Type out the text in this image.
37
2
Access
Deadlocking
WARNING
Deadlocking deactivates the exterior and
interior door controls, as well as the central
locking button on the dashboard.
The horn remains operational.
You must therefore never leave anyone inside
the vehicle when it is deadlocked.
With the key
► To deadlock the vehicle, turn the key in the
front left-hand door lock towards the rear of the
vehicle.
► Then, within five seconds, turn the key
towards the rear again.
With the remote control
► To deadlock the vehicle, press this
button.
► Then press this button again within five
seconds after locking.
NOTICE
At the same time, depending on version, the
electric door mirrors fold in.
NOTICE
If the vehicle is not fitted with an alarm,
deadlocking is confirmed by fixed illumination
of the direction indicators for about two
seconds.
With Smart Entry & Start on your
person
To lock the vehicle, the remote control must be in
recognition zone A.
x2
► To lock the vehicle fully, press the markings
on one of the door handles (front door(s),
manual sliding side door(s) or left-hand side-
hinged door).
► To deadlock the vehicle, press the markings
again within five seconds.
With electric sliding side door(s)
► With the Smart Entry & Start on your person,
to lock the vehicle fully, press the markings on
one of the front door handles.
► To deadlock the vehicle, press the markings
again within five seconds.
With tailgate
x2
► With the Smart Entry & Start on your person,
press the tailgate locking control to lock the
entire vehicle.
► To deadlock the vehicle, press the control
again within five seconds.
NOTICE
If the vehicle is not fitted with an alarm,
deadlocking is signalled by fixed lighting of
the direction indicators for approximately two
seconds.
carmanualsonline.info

EXERCISE DESCRIPTION » Extract all of the data above without altering anything.

EXERCISE RESULT »
Type out the text in this image.
37
2
Access
Deadlocking
WARNING
Deadlocking deactivates the exterior and
interior door controls, as well as the central
locking button on the dashboard.
The horn remains operational.
You must therefore never leave anyone inside
the vehicle when it is deadlocked.
With the key
► To deadlock the vehicle, turn the key in the
front left-hand door lock towards the rear of the
vehicle.
► Then, within five seconds, turn the key
towards the rear again.
With the remote control
► To deadlock the vehicle, press this
button.
► Then press this button again within five
seconds after locking.
NOTICE
At the same time, depending on version, the
electric door mirrors fold in.
NOTICE
If the vehicle is not fitted with an alarm,
deadlocking is confirmed by fixed illumination
of the direction indicators for about two
seconds.
With Smart Entry & Start on your
person
To lock the vehicle, the remote control must be in
recognition zone A.
x2
► To lock the vehicle fully, press the markings
on one of the door handles (front door(s),
manual sliding side door(s) or left-hand side-
hinged door).
► To deadlock the vehicle, press the markings
again within five seconds.
With electric sliding side door(s)
► With the Smart Entry & Start on your person,
to lock the vehicle fully, press the markings on
one of the front door handles.
► To deadlock the vehicle, press the markings
again within five seconds.
With tailgate
x2
► With the Smart Entry & Start on your person,
press the tailgate locking control to lock the
entire vehicle.
► To deadlock the vehicle, press the control
again within five seconds.
NOTICE
If the vehicle is not fitted with an alarm,
deadlocking is signalled by fixed lighting of
the direction indicators for approximately two
seconds.
carmanualsonline.info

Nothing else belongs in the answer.